[Structured figure records]
'''

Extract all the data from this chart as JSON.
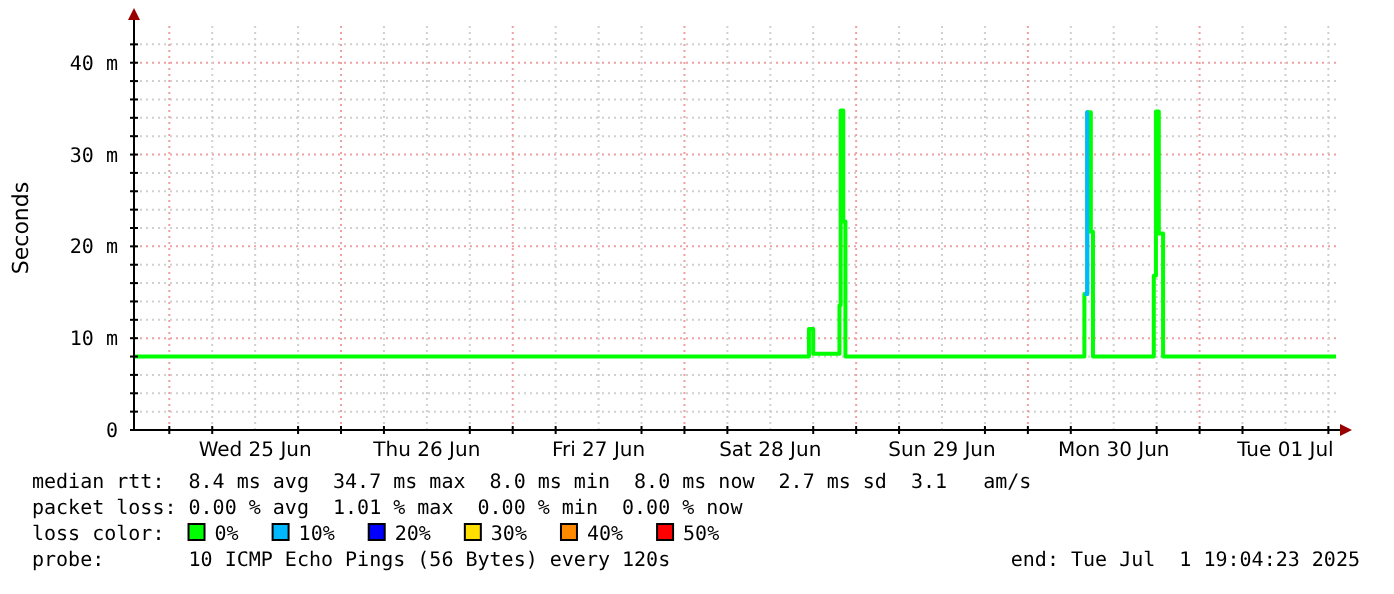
{
  "chart_data": {
    "type": "step",
    "ylabel": "Seconds",
    "legend_title": "loss color:",
    "legend": "bottom",
    "grid": true,
    "marker": "none",
    "line_style": "solid",
    "xlim": [
      "2025-06-24T19:04",
      "2025-07-01T19:04"
    ],
    "xticks": [
      {
        "value": "2025-06-25T00:00",
        "label": null
      },
      {
        "value": "2025-06-25T06:00",
        "label": null
      },
      {
        "value": "2025-06-25T12:00",
        "label": "Wed 25 Jun"
      },
      {
        "value": "2025-06-25T18:00",
        "label": null
      },
      {
        "value": "2025-06-26T00:00",
        "label": null
      },
      {
        "value": "2025-06-26T06:00",
        "label": null
      },
      {
        "value": "2025-06-26T12:00",
        "label": "Thu 26 Jun"
      },
      {
        "value": "2025-06-26T18:00",
        "label": null
      },
      {
        "value": "2025-06-27T00:00",
        "label": null
      },
      {
        "value": "2025-06-27T06:00",
        "label": null
      },
      {
        "value": "2025-06-27T12:00",
        "label": "Fri 27 Jun"
      },
      {
        "value": "2025-06-27T18:00",
        "label": null
      },
      {
        "value": "2025-06-28T00:00",
        "label": null
      },
      {
        "value": "2025-06-28T06:00",
        "label": null
      },
      {
        "value": "2025-06-28T12:00",
        "label": "Sat 28 Jun"
      },
      {
        "value": "2025-06-28T18:00",
        "label": null
      },
      {
        "value": "2025-06-29T00:00",
        "label": null
      },
      {
        "value": "2025-06-29T06:00",
        "label": null
      },
      {
        "value": "2025-06-29T12:00",
        "label": "Sun 29 Jun"
      },
      {
        "value": "2025-06-29T18:00",
        "label": null
      },
      {
        "value": "2025-06-30T00:00",
        "label": null
      },
      {
        "value": "2025-06-30T06:00",
        "label": null
      },
      {
        "value": "2025-06-30T12:00",
        "label": "Mon 30 Jun"
      },
      {
        "value": "2025-06-30T18:00",
        "label": null
      },
      {
        "value": "2025-07-01T00:00",
        "label": null
      },
      {
        "value": "2025-07-01T06:00",
        "label": null
      },
      {
        "value": "2025-07-01T12:00",
        "label": "Tue 01 Jul"
      },
      {
        "value": "2025-07-01T18:00",
        "label": null
      }
    ],
    "ylim": [
      0,
      44
    ],
    "yticks": [
      {
        "value": 0,
        "label": "0"
      },
      {
        "value": 2,
        "label": null
      },
      {
        "value": 4,
        "label": null
      },
      {
        "value": 6,
        "label": null
      },
      {
        "value": 8,
        "label": null
      },
      {
        "value": 10,
        "label": "10 m"
      },
      {
        "value": 12,
        "label": null
      },
      {
        "value": 14,
        "label": null
      },
      {
        "value": 16,
        "label": null
      },
      {
        "value": 18,
        "label": null
      },
      {
        "value": 20,
        "label": "20 m"
      },
      {
        "value": 22,
        "label": null
      },
      {
        "value": 24,
        "label": null
      },
      {
        "value": 26,
        "label": null
      },
      {
        "value": 28,
        "label": null
      },
      {
        "value": 30,
        "label": "30 m"
      },
      {
        "value": 32,
        "label": null
      },
      {
        "value": 34,
        "label": null
      },
      {
        "value": 36,
        "label": null
      },
      {
        "value": 38,
        "label": null
      },
      {
        "value": 40,
        "label": "40 m"
      },
      {
        "value": 42,
        "label": null
      }
    ],
    "series": [
      {
        "name": "0%",
        "color": "#00ff00",
        "x": [
          "2025-06-24T19:04",
          "2025-06-28T17:24",
          "2025-06-28T18:00",
          "2025-06-28T21:40",
          "2025-06-28T21:50",
          "2025-06-28T22:12",
          "2025-06-28T22:30",
          "2025-06-30T07:54",
          "2025-06-30T08:18",
          "2025-06-30T08:48",
          "2025-06-30T09:06",
          "2025-06-30T17:36",
          "2025-06-30T17:54",
          "2025-06-30T18:18",
          "2025-06-30T18:54",
          "2025-07-01T19:04"
        ],
        "values": [
          8.0,
          11.0,
          8.3,
          13.6,
          34.8,
          22.7,
          8.0,
          14.8,
          34.6,
          21.6,
          8.0,
          16.8,
          34.7,
          21.4,
          8.0,
          8.0
        ]
      },
      {
        "name": "10%",
        "color": "#00b8ff",
        "x": [
          "2025-06-30T07:54",
          "2025-06-30T08:18",
          "2025-06-30T08:30"
        ],
        "values": [
          14.8,
          34.6,
          34.6
        ]
      },
      {
        "name": "20%",
        "color": "#0000ff"
      },
      {
        "name": "30%",
        "color": "#ffde00"
      },
      {
        "name": "40%",
        "color": "#ff8a00"
      },
      {
        "name": "50%",
        "color": "#ff0000"
      }
    ],
    "annotations": [
      "median rtt:  8.4 ms avg  34.7 ms max  8.0 ms min  8.0 ms now  2.7 ms sd  3.1   am/s",
      "packet loss: 0.00 % avg  1.01 % max  0.00 % min  0.00 % now",
      "probe:       10 ICMP Echo Pings (56 Bytes) every 120s",
      "end: Tue Jul  1 19:04:23 2025"
    ]
  }
}
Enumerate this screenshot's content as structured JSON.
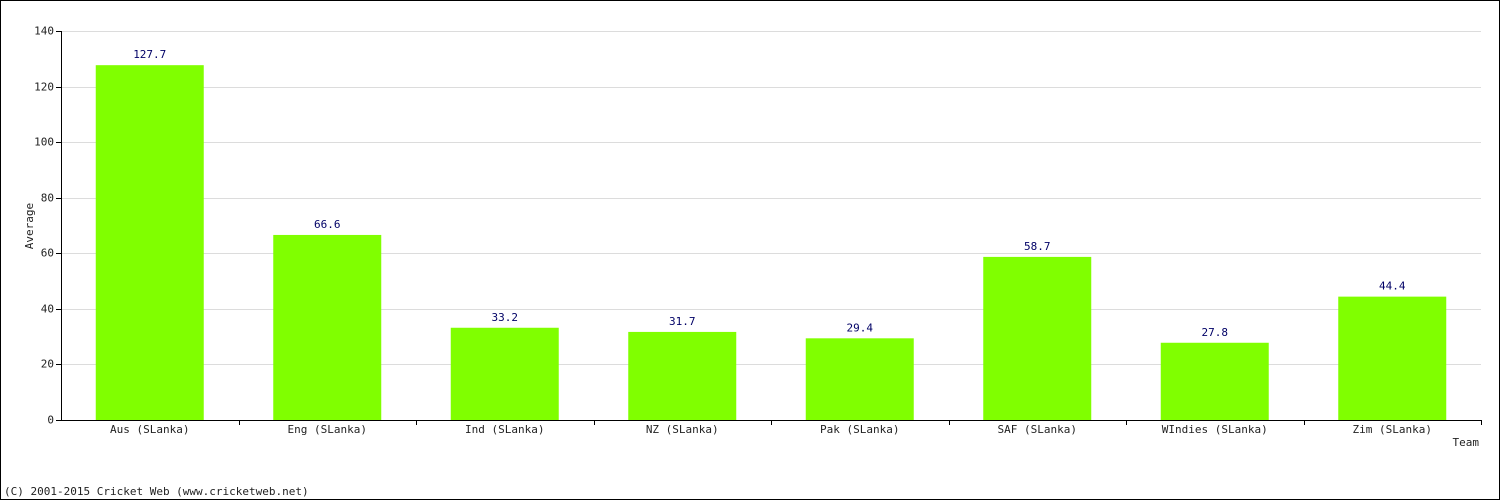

'''

• GOAL:
Quote the data above in full and without alteration; skip the pictures.

• REPLY:
Extract all the data from this chart as JSON.
{
  "chart_data": {
    "type": "step",
    "ylabel": "Seconds",
    "legend_title": "loss color:",
    "legend": "bottom",
    "grid": true,
    "marker": "none",
    "line_style": "solid",
    "xlim": [
      "2025-06-24T19:04",
      "2025-07-01T19:04"
    ],
    "xticks": [
      {
        "value": "2025-06-25T00:00",
        "label": null
      },
      {
        "value": "2025-06-25T06:00",
        "label": null
      },
      {
        "value": "2025-06-25T12:00",
        "label": "Wed 25 Jun"
      },
      {
        "value": "2025-06-25T18:00",
        "label": null
      },
      {
        "value": "2025-06-26T00:00",
        "label": null
      },
      {
        "value": "2025-06-26T06:00",
        "label": null
      },
      {
        "value": "2025-06-26T12:00",
        "label": "Thu 26 Jun"
      },
      {
        "value": "2025-06-26T18:00",
        "label": null
      },
      {
        "value": "2025-06-27T00:00",
        "label": null
      },
      {
        "value": "2025-06-27T06:00",
        "label": null
      },
      {
        "value": "2025-06-27T12:00",
        "label": "Fri 27 Jun"
      },
      {
        "value": "2025-06-27T18:00",
        "label": null
      },
      {
        "value": "2025-06-28T00:00",
        "label": null
      },
      {
        "value": "2025-06-28T06:00",
        "label": null
      },
      {
        "value": "2025-06-28T12:00",
        "label": "Sat 28 Jun"
      },
      {
        "value": "2025-06-28T18:00",
        "label": null
      },
      {
        "value": "2025-06-29T00:00",
        "label": null
      },
      {
        "value": "2025-06-29T06:00",
        "label": null
      },
      {
        "value": "2025-06-29T12:00",
        "label": "Sun 29 Jun"
      },
      {
        "value": "2025-06-29T18:00",
        "label": null
      },
      {
        "value": "2025-06-30T00:00",
        "label": null
      },
      {
        "value": "2025-06-30T06:00",
        "label": null
      },
      {
        "value": "2025-06-30T12:00",
        "label": "Mon 30 Jun"
      },
      {
        "value": "2025-06-30T18:00",
        "label": null
      },
      {
        "value": "2025-07-01T00:00",
        "label": null
      },
      {
        "value": "2025-07-01T06:00",
        "label": null
      },
      {
        "value": "2025-07-01T12:00",
        "label": "Tue 01 Jul"
      },
      {
        "value": "2025-07-01T18:00",
        "label": null
      }
    ],
    "ylim": [
      0,
      44
    ],
    "yticks": [
      {
        "value": 0,
        "label": "0"
      },
      {
        "value": 2,
        "label": null
      },
      {
        "value": 4,
        "label": null
      },
      {
        "value": 6,
        "label": null
      },
      {
        "value": 8,
        "label": null
      },
      {
        "value": 10,
        "label": "10 m"
      },
      {
        "value": 12,
        "label": null
      },
      {
        "value": 14,
        "label": null
      },
      {
        "value": 16,
        "label": null
      },
      {
        "value": 18,
        "label": null
      },
      {
        "value": 20,
        "label": "20 m"
      },
      {
        "value": 22,
        "label": null
      },
      {
        "value": 24,
        "label": null
      },
      {
        "value": 26,
        "label": null
      },
      {
        "value": 28,
        "label": null
      },
      {
        "value": 30,
        "label": "30 m"
      },
      {
        "value": 32,
        "label": null
      },
      {
        "value": 34,
        "label": null
      },
      {
        "value": 36,
        "label": null
      },
      {
        "value": 38,
        "label": null
      },
      {
        "value": 40,
        "label": "40 m"
      },
      {
        "value": 42,
        "label": null
      }
    ],
    "series": [
      {
        "name": "0%",
        "color": "#00ff00",
        "x": [
          "2025-06-24T19:04",
          "2025-06-28T17:24",
          "2025-06-28T18:00",
          "2025-06-28T21:40",
          "2025-06-28T21:50",
          "2025-06-28T22:12",
          "2025-06-28T22:30",
          "2025-06-30T07:54",
          "2025-06-30T08:18",
          "2025-06-30T08:48",
          "2025-06-30T09:06",
          "2025-06-30T17:36",
          "2025-06-30T17:54",
          "2025-06-30T18:18",
          "2025-06-30T18:54",
          "2025-07-01T19:04"
        ],
        "values": [
          8.0,
          11.0,
          8.3,
          13.6,
          34.8,
          22.7,
          8.0,
          14.8,
          34.6,
          21.6,
          8.0,
          16.8,
          34.7,
          21.4,
          8.0,
          8.0
        ]
      },
      {
        "name": "10%",
        "color": "#00b8ff",
        "x": [
          "2025-06-30T07:54",
          "2025-06-30T08:18",
          "2025-06-30T08:30"
        ],
        "values": [
          14.8,
          34.6,
          34.6
        ]
      },
      {
        "name": "20%",
        "color": "#0000ff"
      },
      {
        "name": "30%",
        "color": "#ffde00"
      },
      {
        "name": "40%",
        "color": "#ff8a00"
      },
      {
        "name": "50%",
        "color": "#ff0000"
      }
    ],
    "annotations": [
      "median rtt:  8.4 ms avg  34.7 ms max  8.0 ms min  8.0 ms now  2.7 ms sd  3.1   am/s",
      "packet loss: 0.00 % avg  1.01 % max  0.00 % min  0.00 % now",
      "probe:       10 ICMP Echo Pings (56 Bytes) every 120s",
      "end: Tue Jul  1 19:04:23 2025"
    ]
  }
}
Enumerate this screenshot's content as structured JSON.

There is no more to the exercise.